:: Data ::
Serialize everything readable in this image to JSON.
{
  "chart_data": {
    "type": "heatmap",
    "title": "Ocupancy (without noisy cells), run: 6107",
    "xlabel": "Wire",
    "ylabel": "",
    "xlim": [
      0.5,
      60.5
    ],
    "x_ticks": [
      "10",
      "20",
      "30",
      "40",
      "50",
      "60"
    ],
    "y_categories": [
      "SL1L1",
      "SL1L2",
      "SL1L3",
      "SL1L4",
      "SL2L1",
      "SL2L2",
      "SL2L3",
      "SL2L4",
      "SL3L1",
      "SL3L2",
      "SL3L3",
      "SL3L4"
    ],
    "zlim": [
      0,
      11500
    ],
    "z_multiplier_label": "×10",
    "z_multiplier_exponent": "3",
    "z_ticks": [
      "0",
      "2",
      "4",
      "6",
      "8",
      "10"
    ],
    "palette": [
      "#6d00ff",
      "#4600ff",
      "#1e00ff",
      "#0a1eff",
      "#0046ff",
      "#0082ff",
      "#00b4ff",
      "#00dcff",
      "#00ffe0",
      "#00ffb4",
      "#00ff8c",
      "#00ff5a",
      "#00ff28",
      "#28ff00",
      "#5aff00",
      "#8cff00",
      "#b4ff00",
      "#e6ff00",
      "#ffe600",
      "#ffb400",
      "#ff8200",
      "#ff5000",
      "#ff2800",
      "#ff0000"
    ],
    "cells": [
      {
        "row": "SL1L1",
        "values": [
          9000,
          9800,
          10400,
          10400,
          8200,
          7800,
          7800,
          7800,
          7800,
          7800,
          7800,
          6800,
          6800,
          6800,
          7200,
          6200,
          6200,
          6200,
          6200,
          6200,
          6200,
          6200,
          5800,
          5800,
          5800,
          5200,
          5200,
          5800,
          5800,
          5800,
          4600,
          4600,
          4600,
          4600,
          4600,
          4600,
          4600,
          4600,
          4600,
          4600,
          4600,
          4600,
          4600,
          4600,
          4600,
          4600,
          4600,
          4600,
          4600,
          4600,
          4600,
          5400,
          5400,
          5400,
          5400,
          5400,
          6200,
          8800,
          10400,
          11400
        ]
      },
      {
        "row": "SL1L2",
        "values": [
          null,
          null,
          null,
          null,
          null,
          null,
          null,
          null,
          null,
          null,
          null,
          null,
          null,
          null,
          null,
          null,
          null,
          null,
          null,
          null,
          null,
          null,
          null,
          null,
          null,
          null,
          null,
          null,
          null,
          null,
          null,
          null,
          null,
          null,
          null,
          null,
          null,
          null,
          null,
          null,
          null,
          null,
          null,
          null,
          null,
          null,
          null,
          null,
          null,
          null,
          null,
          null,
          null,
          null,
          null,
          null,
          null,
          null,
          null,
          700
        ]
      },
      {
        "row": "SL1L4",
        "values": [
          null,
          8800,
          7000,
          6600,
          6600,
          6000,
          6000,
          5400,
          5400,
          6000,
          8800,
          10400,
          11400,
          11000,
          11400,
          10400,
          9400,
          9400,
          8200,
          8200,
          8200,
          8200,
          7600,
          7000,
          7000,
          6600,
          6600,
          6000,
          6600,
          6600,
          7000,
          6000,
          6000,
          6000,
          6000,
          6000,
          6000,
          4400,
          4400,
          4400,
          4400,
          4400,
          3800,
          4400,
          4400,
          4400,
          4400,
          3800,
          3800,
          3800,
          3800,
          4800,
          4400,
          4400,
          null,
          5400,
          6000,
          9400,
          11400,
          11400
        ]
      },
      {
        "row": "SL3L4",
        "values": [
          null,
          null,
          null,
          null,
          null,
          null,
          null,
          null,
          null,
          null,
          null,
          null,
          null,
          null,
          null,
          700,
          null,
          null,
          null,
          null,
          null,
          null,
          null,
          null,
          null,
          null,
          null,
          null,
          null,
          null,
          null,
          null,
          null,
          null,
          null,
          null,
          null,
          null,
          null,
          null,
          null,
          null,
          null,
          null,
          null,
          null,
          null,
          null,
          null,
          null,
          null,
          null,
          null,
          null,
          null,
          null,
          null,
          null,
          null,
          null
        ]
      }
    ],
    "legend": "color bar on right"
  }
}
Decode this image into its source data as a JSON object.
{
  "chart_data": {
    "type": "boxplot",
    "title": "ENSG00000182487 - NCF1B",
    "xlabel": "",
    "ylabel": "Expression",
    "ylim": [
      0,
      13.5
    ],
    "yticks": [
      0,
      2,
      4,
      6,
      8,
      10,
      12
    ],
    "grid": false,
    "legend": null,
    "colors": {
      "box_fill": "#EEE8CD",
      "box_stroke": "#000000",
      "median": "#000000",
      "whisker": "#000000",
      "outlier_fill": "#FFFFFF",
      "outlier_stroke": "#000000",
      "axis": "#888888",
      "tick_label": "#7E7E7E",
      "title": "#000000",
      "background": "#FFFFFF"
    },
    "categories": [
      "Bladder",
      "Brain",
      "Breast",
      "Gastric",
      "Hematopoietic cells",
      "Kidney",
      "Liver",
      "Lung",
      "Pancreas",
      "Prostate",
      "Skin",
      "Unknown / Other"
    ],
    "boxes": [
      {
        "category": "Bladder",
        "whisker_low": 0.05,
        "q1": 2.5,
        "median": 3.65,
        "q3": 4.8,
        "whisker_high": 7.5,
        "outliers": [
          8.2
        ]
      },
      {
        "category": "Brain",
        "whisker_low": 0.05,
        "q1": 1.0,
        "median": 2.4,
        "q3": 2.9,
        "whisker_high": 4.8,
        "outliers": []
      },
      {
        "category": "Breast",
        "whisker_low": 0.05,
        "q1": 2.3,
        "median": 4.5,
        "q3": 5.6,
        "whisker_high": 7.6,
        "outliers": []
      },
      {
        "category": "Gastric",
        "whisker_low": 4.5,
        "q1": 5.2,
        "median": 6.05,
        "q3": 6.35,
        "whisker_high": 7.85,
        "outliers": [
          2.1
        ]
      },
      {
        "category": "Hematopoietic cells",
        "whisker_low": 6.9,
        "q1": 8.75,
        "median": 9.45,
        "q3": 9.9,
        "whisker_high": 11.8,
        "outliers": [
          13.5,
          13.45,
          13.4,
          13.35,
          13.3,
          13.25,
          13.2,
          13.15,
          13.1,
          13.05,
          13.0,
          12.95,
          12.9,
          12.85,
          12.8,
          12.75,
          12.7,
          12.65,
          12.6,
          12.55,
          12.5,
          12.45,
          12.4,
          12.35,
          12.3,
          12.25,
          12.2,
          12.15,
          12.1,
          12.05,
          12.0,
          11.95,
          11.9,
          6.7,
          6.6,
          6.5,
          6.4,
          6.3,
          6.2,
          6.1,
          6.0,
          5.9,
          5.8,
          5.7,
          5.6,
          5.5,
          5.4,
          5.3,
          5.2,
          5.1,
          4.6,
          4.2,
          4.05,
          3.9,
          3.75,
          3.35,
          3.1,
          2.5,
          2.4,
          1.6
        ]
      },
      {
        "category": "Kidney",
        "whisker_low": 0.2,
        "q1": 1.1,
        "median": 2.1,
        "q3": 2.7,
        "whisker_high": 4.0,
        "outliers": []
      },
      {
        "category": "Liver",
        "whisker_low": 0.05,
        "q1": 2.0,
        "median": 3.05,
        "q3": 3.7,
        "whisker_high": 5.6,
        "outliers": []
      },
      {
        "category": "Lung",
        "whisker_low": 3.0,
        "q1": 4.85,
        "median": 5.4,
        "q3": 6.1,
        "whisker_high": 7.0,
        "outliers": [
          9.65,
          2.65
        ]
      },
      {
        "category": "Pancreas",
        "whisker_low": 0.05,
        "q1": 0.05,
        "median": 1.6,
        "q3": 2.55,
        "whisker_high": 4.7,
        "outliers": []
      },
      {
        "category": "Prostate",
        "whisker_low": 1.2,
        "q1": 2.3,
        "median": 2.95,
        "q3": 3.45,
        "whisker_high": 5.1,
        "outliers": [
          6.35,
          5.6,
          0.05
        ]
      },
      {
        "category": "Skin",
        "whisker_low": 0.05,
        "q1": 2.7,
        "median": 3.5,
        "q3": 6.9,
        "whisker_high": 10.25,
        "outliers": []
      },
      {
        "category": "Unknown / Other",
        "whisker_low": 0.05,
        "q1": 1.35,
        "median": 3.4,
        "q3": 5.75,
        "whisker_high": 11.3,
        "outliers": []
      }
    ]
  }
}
:::
Task directions:
Note how many lines above hold "this" and give that figure alone.

Written answer:
2